Records for processing:

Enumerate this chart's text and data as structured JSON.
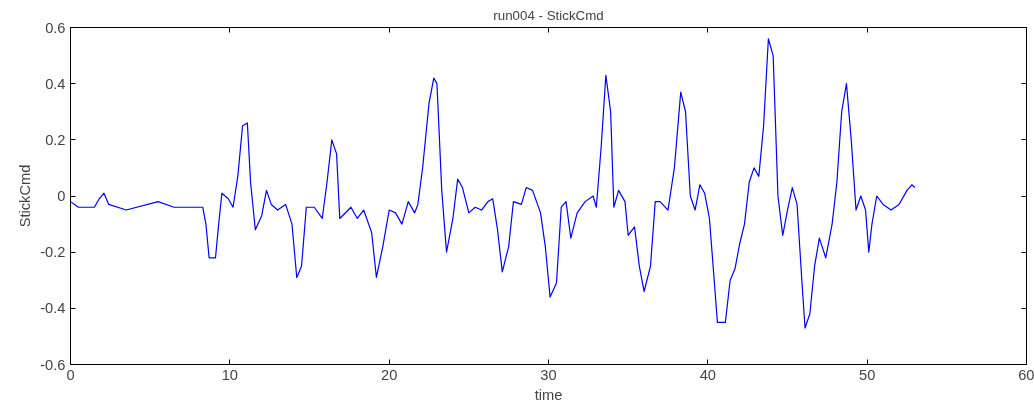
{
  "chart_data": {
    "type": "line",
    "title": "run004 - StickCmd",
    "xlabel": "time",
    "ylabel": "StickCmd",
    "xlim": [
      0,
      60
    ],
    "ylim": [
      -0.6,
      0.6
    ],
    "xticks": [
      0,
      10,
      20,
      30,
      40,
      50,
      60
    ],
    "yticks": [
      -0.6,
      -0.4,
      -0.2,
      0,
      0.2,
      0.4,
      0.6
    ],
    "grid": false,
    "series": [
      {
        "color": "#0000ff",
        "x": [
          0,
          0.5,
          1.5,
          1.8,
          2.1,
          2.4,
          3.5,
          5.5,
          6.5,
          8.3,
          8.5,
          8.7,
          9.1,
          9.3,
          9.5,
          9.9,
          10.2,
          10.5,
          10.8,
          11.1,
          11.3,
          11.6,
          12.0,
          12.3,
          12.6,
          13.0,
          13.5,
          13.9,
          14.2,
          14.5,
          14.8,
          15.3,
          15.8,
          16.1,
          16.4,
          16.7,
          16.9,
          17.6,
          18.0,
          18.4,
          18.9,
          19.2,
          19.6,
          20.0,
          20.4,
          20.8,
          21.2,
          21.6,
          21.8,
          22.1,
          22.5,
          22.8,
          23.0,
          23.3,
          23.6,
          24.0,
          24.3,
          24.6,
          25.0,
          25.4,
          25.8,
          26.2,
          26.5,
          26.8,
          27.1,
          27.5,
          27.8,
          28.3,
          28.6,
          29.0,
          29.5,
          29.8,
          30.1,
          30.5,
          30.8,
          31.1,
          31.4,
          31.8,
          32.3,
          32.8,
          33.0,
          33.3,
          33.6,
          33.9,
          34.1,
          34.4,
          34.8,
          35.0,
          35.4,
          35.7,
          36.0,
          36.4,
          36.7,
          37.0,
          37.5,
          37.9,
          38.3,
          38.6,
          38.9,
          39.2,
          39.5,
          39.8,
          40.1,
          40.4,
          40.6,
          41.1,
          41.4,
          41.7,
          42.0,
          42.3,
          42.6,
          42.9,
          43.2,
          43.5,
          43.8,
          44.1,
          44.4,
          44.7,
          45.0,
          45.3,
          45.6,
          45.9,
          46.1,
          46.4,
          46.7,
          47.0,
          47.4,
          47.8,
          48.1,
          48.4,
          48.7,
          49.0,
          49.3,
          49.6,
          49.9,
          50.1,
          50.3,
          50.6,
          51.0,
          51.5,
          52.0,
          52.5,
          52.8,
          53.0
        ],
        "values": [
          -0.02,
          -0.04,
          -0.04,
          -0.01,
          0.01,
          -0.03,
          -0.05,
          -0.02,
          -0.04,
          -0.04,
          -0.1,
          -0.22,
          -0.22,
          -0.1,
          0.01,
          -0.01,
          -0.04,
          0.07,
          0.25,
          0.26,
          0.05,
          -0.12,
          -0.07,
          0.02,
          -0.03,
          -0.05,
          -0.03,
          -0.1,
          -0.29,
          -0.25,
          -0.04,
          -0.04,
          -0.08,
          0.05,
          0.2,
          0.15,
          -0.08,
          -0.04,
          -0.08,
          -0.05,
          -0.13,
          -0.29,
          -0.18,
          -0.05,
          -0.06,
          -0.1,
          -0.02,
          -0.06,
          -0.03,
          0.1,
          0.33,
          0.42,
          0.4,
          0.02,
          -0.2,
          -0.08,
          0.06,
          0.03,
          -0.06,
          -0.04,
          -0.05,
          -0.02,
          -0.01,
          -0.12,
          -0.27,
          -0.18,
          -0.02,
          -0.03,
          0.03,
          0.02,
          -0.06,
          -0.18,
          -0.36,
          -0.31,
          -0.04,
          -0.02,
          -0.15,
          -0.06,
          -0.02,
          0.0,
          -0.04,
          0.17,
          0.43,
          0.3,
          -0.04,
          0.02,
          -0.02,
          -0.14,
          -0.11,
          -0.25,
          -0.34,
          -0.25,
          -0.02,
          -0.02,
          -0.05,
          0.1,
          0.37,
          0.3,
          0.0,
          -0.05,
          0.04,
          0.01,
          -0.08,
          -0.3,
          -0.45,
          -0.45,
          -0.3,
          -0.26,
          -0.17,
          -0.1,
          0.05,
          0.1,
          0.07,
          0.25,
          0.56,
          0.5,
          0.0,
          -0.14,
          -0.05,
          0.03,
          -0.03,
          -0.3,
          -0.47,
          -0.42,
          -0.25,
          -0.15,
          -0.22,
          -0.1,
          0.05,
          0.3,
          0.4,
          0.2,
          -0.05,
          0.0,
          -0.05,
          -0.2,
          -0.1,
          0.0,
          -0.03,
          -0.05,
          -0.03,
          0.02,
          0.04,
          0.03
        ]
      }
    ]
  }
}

...

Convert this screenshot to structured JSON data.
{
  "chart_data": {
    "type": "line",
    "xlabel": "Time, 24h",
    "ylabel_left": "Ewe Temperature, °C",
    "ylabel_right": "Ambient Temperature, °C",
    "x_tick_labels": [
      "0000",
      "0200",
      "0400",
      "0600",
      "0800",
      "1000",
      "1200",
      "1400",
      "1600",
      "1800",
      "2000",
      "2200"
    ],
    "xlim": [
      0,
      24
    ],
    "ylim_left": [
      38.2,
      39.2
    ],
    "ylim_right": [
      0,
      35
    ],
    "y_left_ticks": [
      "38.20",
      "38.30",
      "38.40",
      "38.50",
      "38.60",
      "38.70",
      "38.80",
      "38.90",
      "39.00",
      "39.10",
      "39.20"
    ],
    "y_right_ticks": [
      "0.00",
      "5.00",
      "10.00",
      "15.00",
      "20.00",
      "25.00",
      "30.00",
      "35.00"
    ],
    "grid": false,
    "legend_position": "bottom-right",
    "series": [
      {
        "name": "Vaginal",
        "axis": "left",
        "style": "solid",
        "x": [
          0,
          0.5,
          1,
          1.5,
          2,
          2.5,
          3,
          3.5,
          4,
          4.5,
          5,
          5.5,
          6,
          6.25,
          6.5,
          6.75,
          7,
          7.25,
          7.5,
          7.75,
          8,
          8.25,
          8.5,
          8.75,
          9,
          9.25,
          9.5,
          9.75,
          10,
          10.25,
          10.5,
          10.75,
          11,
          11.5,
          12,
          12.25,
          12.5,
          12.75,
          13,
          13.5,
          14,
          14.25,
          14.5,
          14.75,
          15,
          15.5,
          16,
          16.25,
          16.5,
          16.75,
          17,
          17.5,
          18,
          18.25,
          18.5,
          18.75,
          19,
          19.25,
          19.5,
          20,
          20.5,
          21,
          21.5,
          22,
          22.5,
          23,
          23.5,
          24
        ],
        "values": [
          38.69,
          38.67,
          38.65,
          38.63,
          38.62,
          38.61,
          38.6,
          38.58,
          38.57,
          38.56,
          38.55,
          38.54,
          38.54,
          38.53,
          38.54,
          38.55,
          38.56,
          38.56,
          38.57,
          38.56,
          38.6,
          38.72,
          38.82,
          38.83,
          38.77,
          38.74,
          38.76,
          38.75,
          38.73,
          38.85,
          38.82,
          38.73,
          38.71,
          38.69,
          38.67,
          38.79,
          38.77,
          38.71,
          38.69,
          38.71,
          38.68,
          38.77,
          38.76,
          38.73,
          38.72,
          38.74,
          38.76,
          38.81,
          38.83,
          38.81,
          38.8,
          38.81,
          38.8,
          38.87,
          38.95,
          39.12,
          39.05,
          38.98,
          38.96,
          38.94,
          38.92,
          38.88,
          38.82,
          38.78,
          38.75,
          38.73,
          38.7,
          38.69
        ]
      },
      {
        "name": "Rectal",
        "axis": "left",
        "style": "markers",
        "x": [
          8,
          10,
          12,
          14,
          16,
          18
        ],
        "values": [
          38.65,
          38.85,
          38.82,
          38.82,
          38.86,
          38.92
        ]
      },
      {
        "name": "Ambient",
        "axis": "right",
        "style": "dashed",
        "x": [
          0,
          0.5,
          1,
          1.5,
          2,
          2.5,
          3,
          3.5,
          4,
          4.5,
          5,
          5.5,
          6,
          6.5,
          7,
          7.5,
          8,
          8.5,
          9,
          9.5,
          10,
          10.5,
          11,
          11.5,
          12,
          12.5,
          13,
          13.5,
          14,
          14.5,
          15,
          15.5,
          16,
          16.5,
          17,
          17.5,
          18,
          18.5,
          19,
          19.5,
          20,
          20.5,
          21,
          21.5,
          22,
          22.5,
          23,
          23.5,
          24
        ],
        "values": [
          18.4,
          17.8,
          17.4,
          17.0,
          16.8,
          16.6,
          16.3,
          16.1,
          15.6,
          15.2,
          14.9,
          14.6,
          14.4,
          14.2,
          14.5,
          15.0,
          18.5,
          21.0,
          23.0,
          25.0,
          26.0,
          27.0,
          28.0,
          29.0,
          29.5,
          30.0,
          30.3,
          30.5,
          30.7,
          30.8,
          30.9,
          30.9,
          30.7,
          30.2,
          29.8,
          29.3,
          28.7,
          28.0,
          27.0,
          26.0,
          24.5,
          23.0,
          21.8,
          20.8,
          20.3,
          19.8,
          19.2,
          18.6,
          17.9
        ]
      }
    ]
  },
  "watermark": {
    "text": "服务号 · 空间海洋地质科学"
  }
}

Your objective: Above are entries; state the number of lines among them that contain "structured", and nothing else.

Written reply: 2